Find all the lines with "this" and gather them.

Items listed in a dataset:
----

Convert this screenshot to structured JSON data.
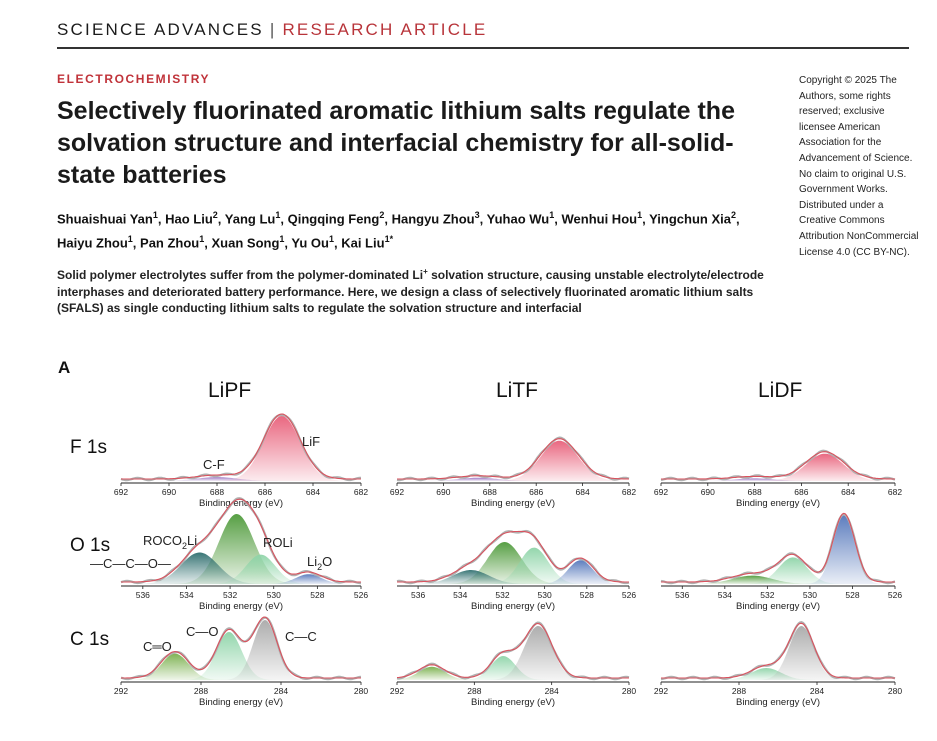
{
  "header": {
    "journal": "SCIENCE ADVANCES",
    "separator": "|",
    "type": "RESEARCH ARTICLE"
  },
  "section": "ELECTROCHEMISTRY",
  "title": "Selectively fluorinated aromatic lithium salts regulate the solvation structure and interfacial chemistry for all-solid-state batteries",
  "authors": [
    {
      "name": "Shuaishuai Yan",
      "aff": "1"
    },
    {
      "name": "Hao Liu",
      "aff": "2"
    },
    {
      "name": "Yang Lu",
      "aff": "1"
    },
    {
      "name": "Qingqing Feng",
      "aff": "2"
    },
    {
      "name": "Hangyu Zhou",
      "aff": "3"
    },
    {
      "name": "Yuhao Wu",
      "aff": "1"
    },
    {
      "name": "Wenhui Hou",
      "aff": "1"
    },
    {
      "name": "Yingchun Xia",
      "aff": "2"
    },
    {
      "name": "Haiyu Zhou",
      "aff": "1"
    },
    {
      "name": "Pan Zhou",
      "aff": "1"
    },
    {
      "name": "Xuan Song",
      "aff": "1"
    },
    {
      "name": "Yu Ou",
      "aff": "1"
    },
    {
      "name": "Kai Liu",
      "aff": "1*"
    }
  ],
  "abstract": {
    "part1": "Solid polymer electrolytes suffer from the polymer-dominated Li",
    "sup": "+",
    "part2": " solvation structure, causing unstable electrolyte/electrode interphases and deteriorated battery performance. Here, we design a class of selectively fluorinated aromatic lithium salts (SFALS) as single conducting lithium salts to regulate the solvation structure and interfacial"
  },
  "copyright": "Copyright © 2025 The Authors, some rights reserved; exclusive licensee American Association for the Advancement of Science. No claim to original U.S. Government Works. Distributed under a Creative Commons Attribution NonCommercial License 4.0 (CC BY-NC).",
  "figure": {
    "panel": "A",
    "columns": [
      "LiPF",
      "LiTF",
      "LiDF"
    ],
    "rows": [
      "F 1s",
      "O 1s",
      "C 1s"
    ],
    "xlabel": "Binding energy (eV)",
    "annotations": {
      "cf": "C-F",
      "lif": "LiF",
      "roco2li_a": "ROCO",
      "roco2li_sub": "2",
      "roco2li_b": "Li",
      "roli": "ROLi",
      "li2o_a": "Li",
      "li2o_sub": "2",
      "li2o_b": "O",
      "ester_frag": "—C—C—O—",
      "co": "C—O",
      "cdo": "C═O",
      "cc": "C—C"
    },
    "colors": {
      "fit": "#d9525e",
      "raw": "#b0b0b0",
      "lif": "#e8607a",
      "cf": "#9b74c2",
      "roco2li": "#4e9a3a",
      "roli": "#8ed4a8",
      "li2o": "#5577bb",
      "oc": "#2f6f6f",
      "cc": "#a9a9a9",
      "co": "#8ed4a8",
      "cdo": "#79b04c"
    },
    "chart_data": [
      {
        "type": "line",
        "row": "F 1s",
        "column": "LiPF",
        "xlim": [
          692,
          682
        ],
        "xticks": [
          692,
          690,
          688,
          686,
          684,
          682
        ],
        "series": [
          {
            "name": "LiF",
            "center": 685.3,
            "fwhm": 1.8,
            "height": 1.0
          },
          {
            "name": "C-F",
            "center": 688.0,
            "fwhm": 2.0,
            "height": 0.06
          }
        ]
      },
      {
        "type": "line",
        "row": "F 1s",
        "column": "LiTF",
        "xlim": [
          692,
          682
        ],
        "xticks": [
          692,
          690,
          688,
          686,
          684,
          682
        ],
        "series": [
          {
            "center": 685.0,
            "fwhm": 1.9,
            "height": 0.62
          },
          {
            "center": 688.5,
            "fwhm": 2.0,
            "height": 0.05
          }
        ]
      },
      {
        "type": "line",
        "row": "F 1s",
        "column": "LiDF",
        "xlim": [
          692,
          682
        ],
        "xticks": [
          692,
          690,
          688,
          686,
          684,
          682
        ],
        "series": [
          {
            "center": 685.0,
            "fwhm": 1.9,
            "height": 0.42
          },
          {
            "center": 688.0,
            "fwhm": 2.0,
            "height": 0.04
          }
        ]
      },
      {
        "type": "line",
        "row": "O 1s",
        "column": "LiPF",
        "xlim": [
          537,
          526
        ],
        "xticks": [
          536,
          534,
          532,
          530,
          528,
          526
        ],
        "series": [
          {
            "name": "ROCO2Li",
            "center": 531.7,
            "fwhm": 1.9,
            "height": 1.0
          },
          {
            "name": "—C—C—O—",
            "center": 533.4,
            "fwhm": 2.0,
            "height": 0.45
          },
          {
            "name": "ROLi",
            "center": 530.6,
            "fwhm": 1.6,
            "height": 0.42
          },
          {
            "name": "Li2O",
            "center": 528.4,
            "fwhm": 1.4,
            "height": 0.14
          }
        ]
      },
      {
        "type": "line",
        "row": "O 1s",
        "column": "LiTF",
        "xlim": [
          537,
          526
        ],
        "xticks": [
          536,
          534,
          532,
          530,
          528,
          526
        ],
        "series": [
          {
            "center": 531.9,
            "fwhm": 1.9,
            "height": 0.6
          },
          {
            "center": 533.5,
            "fwhm": 2.0,
            "height": 0.2
          },
          {
            "center": 530.5,
            "fwhm": 1.6,
            "height": 0.52
          },
          {
            "center": 528.3,
            "fwhm": 1.4,
            "height": 0.34
          }
        ]
      },
      {
        "type": "line",
        "row": "O 1s",
        "column": "LiDF",
        "xlim": [
          537,
          526
        ],
        "xticks": [
          536,
          534,
          532,
          530,
          528,
          526
        ],
        "series": [
          {
            "center": 532.7,
            "fwhm": 2.2,
            "height": 0.12
          },
          {
            "center": 530.8,
            "fwhm": 1.6,
            "height": 0.38
          },
          {
            "center": 528.4,
            "fwhm": 1.2,
            "height": 0.98
          }
        ]
      },
      {
        "type": "line",
        "row": "C 1s",
        "column": "LiPF",
        "xlim": [
          292,
          280
        ],
        "xticks": [
          292,
          288,
          284,
          280
        ],
        "series": [
          {
            "name": "C═O",
            "center": 289.3,
            "fwhm": 1.6,
            "height": 0.44
          },
          {
            "name": "C—O",
            "center": 286.6,
            "fwhm": 1.5,
            "height": 0.8
          },
          {
            "name": "C—C",
            "center": 284.8,
            "fwhm": 1.4,
            "height": 1.0
          }
        ]
      },
      {
        "type": "line",
        "row": "C 1s",
        "column": "LiTF",
        "xlim": [
          292,
          280
        ],
        "xticks": [
          292,
          288,
          284,
          280
        ],
        "series": [
          {
            "center": 290.2,
            "fwhm": 1.6,
            "height": 0.22
          },
          {
            "center": 286.5,
            "fwhm": 1.5,
            "height": 0.4
          },
          {
            "center": 284.7,
            "fwhm": 1.7,
            "height": 0.9
          }
        ]
      },
      {
        "type": "line",
        "row": "C 1s",
        "column": "LiDF",
        "xlim": [
          292,
          280
        ],
        "xticks": [
          292,
          288,
          284,
          280
        ],
        "series": [
          {
            "center": 286.6,
            "fwhm": 1.8,
            "height": 0.2
          },
          {
            "center": 284.8,
            "fwhm": 1.5,
            "height": 0.9
          }
        ]
      }
    ]
  }
}
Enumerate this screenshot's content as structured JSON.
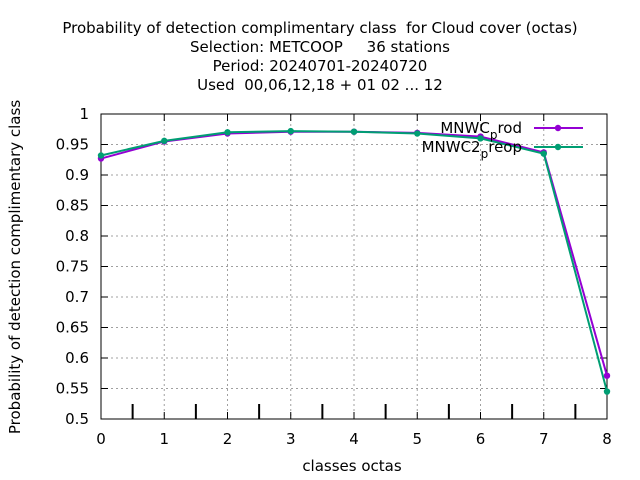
{
  "chart_data": {
    "type": "line",
    "title": [
      "Probability of detection complimentary class  for Cloud cover (octas)",
      "Selection: METCOOP     36 stations",
      "Period: 20240701-20240720",
      "Used  00,06,12,18 + 01 02 ... 12"
    ],
    "xlabel": "classes octas",
    "ylabel": "Probability of detection complimentary class",
    "xlim": [
      0,
      8
    ],
    "ylim": [
      0.5,
      1
    ],
    "xticks": [
      "0",
      "1",
      "2",
      "3",
      "4",
      "5",
      "6",
      "7",
      "8"
    ],
    "yticks": [
      "0.5",
      "0.55",
      "0.6",
      "0.65",
      "0.7",
      "0.75",
      "0.8",
      "0.85",
      "0.9",
      "0.95",
      "1"
    ],
    "grid": true,
    "legend_position": "top-right",
    "x": [
      0,
      1,
      2,
      3,
      4,
      5,
      6,
      7,
      8
    ],
    "series": [
      {
        "name_main": "MNWC",
        "name_sub": "p",
        "name_tail": "rod",
        "color": "#9400d3",
        "values": [
          0.927,
          0.955,
          0.968,
          0.971,
          0.971,
          0.969,
          0.963,
          0.937,
          0.571
        ]
      },
      {
        "name_main": "MNWC2",
        "name_sub": "p",
        "name_tail": "reop",
        "color": "#009e73",
        "values": [
          0.932,
          0.956,
          0.97,
          0.972,
          0.971,
          0.968,
          0.96,
          0.935,
          0.545
        ]
      }
    ]
  }
}
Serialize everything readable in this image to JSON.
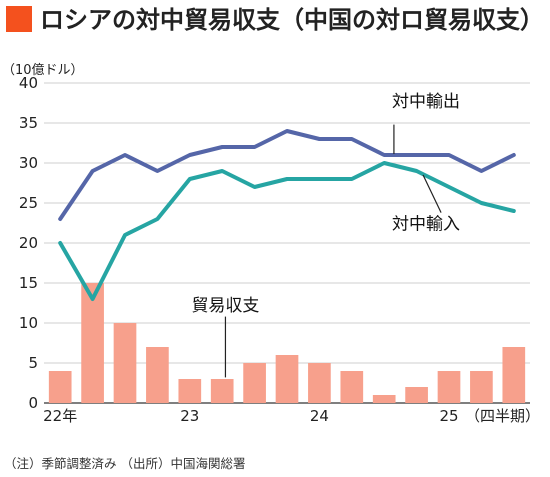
{
  "title": "ロシアの対中貿易収支（中国の対ロ貿易収支）",
  "unit": "（10億ドル）",
  "note": "（注）季節調整済み （出所）中国海関総署",
  "colors": {
    "title_square": "#f4511e",
    "exports": "#5566a8",
    "imports": "#26a5a3",
    "balance": "#f7a08c"
  },
  "chart_data": {
    "type": "bar+line",
    "quarters": [
      "22Q1",
      "22Q2",
      "22Q3",
      "22Q4",
      "23Q1",
      "23Q2",
      "23Q3",
      "23Q4",
      "24Q1",
      "24Q2",
      "24Q3",
      "24Q4",
      "25Q1",
      "25Q2",
      "25Q3"
    ],
    "x_tick_labels": [
      {
        "label": "22年",
        "index": 0
      },
      {
        "label": "23",
        "index": 4
      },
      {
        "label": "24",
        "index": 8
      },
      {
        "label": "25",
        "index": 12
      }
    ],
    "x_unit_label": "（四半期）",
    "ylim": [
      0,
      40
    ],
    "yticks": [
      0,
      5,
      10,
      15,
      20,
      25,
      30,
      35,
      40
    ],
    "grid": true,
    "series": [
      {
        "name": "対中輸出",
        "kind": "line",
        "values": [
          23,
          29,
          31,
          29,
          31,
          32,
          32,
          34,
          33,
          33,
          31,
          31,
          31,
          29,
          31
        ]
      },
      {
        "name": "対中輸入",
        "kind": "line",
        "values": [
          20,
          13,
          21,
          23,
          28,
          29,
          27,
          28,
          28,
          28,
          30,
          29,
          27,
          25,
          24
        ]
      },
      {
        "name": "貿易収支",
        "kind": "bar",
        "values": [
          4,
          15,
          10,
          7,
          3,
          3,
          5,
          6,
          5,
          4,
          1,
          2,
          4,
          4,
          7
        ]
      }
    ]
  }
}
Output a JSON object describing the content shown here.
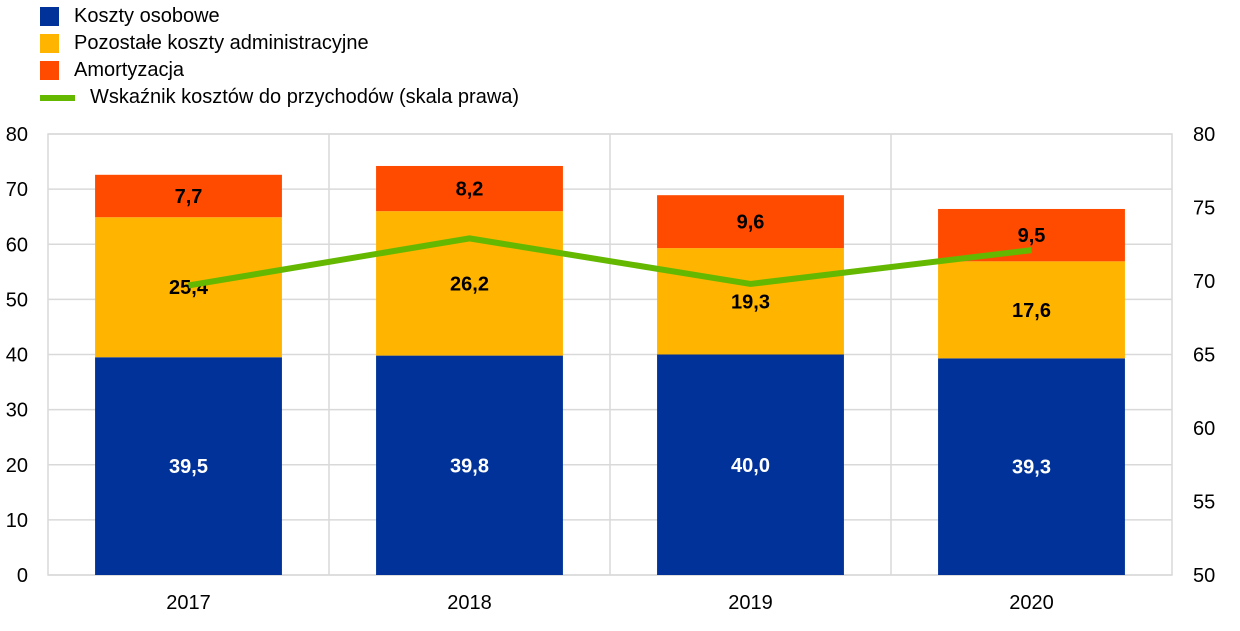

----

▸ Reply to the task:
Convert this screenshot to structured JSON data.
Enumerate this screenshot's content as structured JSON.
Serialize everything readable in this image to JSON.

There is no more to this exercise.